DIRECTIONS:
Your task is to extract every line from the material below exactly.

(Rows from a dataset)
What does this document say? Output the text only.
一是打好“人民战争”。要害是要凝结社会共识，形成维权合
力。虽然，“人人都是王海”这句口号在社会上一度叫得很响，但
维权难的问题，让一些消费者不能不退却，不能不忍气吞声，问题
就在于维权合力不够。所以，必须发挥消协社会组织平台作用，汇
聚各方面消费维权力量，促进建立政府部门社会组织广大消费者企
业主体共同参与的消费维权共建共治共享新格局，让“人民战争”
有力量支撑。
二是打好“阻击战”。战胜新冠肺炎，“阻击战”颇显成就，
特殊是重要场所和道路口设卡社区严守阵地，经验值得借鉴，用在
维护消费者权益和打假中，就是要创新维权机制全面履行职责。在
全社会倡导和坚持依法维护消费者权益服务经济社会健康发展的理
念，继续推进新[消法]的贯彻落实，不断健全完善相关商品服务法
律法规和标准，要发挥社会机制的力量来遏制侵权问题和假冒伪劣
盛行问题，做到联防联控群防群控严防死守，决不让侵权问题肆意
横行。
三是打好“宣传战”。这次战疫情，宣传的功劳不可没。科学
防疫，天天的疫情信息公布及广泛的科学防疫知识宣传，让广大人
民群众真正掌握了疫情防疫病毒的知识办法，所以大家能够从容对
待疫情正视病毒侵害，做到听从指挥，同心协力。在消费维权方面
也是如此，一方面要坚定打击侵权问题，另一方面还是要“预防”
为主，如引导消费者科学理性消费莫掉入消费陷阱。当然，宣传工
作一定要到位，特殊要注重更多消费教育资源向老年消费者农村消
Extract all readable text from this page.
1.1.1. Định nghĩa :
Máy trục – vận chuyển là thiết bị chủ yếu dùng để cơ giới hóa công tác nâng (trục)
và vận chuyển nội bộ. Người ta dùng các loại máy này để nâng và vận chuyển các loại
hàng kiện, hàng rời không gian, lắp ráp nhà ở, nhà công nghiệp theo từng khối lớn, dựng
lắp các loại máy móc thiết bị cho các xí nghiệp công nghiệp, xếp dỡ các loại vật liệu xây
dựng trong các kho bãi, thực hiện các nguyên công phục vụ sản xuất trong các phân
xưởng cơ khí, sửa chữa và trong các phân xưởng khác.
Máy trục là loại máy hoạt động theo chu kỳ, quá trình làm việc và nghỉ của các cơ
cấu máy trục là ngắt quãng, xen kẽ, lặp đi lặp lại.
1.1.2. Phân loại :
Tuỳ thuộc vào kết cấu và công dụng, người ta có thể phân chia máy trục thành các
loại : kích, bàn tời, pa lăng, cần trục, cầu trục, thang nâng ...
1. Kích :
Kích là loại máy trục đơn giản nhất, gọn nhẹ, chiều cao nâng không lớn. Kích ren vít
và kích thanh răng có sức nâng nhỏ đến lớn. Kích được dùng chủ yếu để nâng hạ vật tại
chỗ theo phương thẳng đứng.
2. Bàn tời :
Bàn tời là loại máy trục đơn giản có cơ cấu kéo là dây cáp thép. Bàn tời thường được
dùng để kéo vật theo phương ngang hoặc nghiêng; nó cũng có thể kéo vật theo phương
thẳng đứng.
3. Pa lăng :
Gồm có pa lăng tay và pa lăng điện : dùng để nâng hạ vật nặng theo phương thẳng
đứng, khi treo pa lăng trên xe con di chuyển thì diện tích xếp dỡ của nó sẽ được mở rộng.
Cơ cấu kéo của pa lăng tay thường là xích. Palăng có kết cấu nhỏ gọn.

TASK OUTPUT:
What does this document say? Output the text only.
一是打好“人民战争”。要害是要凝结社会共识，形成维权合
力。虽然，“人人都是王海”这句口号在社会上一度叫得很响，但
维权难的问题，让一些消费者不能不退却，不能不忍气吞声，问题
就在于维权合力不够。所以，必须发挥消协社会组织平台作用，汇
聚各方面消费维权力量，促进建立政府部门社会组织广大消费者企
业主体共同参与的消费维权共建共治共享新格局，让“人民战争”
有力量支撑。
二是打好“阻击战”。战胜新冠肺炎，“阻击战”颇显成就，
特殊是重要场所和道路口设卡社区严守阵地，经验值得借鉴，用在
维护消费者权益和打假中，就是要创新维权机制全面履行职责。在
全社会倡导和坚持依法维护消费者权益服务经济社会健康发展的理
念，继续推进新[消法]的贯彻落实，不断健全完善相关商品服务法
律法规和标准，要发挥社会机制的力量来遏制侵权问题和假冒伪劣
盛行问题，做到联防联控群防群控严防死守，决不让侵权问题肆意
横行。
三是打好“宣传战”。这次战疫情，宣传的功劳不可没。科学
防疫，天天的疫情信息公布及广泛的科学防疫知识宣传，让广大人
民群众真正掌握了疫情防疫病毒的知识办法，所以大家能够从容对
待疫情正视病毒侵害，做到听从指挥，同心协力。在消费维权方面
也是如此，一方面要坚定打击侵权问题，另一方面还是要“预防”
为主，如引导消费者科学理性消费莫掉入消费陷阱。当然，宣传工
作一定要到位，特殊要注重更多消费教育资源向老年消费者农村消
Extract all readable text from this page.
1.1.1. Định nghĩa :
Máy trục – vận chuyển là thiết bị chủ yếu dùng để cơ giới hóa công tác nâng (trục)
và vận chuyển nội bộ. Người ta dùng các loại máy này để nâng và vận chuyển các loại
hàng kiện, hàng rời không gian, lắp ráp nhà ở, nhà công nghiệp theo từng khối lớn, dựng
lắp các loại máy móc thiết bị cho các xí nghiệp công nghiệp, xếp dỡ các loại vật liệu xây
dựng trong các kho bãi, thực hiện các nguyên công phục vụ sản xuất trong các phân
xưởng cơ khí, sửa chữa và trong các phân xưởng khác.
Máy trục là loại máy hoạt động theo chu kỳ, quá trình làm việc và nghỉ của các cơ
cấu máy trục là ngắt quãng, xen kẽ, lặp đi lặp lại.
1.1.2. Phân loại :
Tuỳ thuộc vào kết cấu và công dụng, người ta có thể phân chia máy trục thành các
loại : kích, bàn tời, pa lăng, cần trục, cầu trục, thang nâng ...
1. Kích :
Kích là loại máy trục đơn giản nhất, gọn nhẹ, chiều cao nâng không lớn. Kích ren vít
và kích thanh răng có sức nâng nhỏ đến lớn. Kích được dùng chủ yếu để nâng hạ vật tại
chỗ theo phương thẳng đứng.
2. Bàn tời :
Bàn tời là loại máy trục đơn giản có cơ cấu kéo là dây cáp thép. Bàn tời thường được
dùng để kéo vật theo phương ngang hoặc nghiêng; nó cũng có thể kéo vật theo phương
thẳng đứng.
3. Pa lăng :
Gồm có pa lăng tay và pa lăng điện : dùng để nâng hạ vật nặng theo phương thẳng
đứng, khi treo pa lăng trên xe con di chuyển thì diện tích xếp dỡ của nó sẽ được mở rộng.
Cơ cấu kéo của pa lăng tay thường là xích. Palăng có kết cấu nhỏ gọn.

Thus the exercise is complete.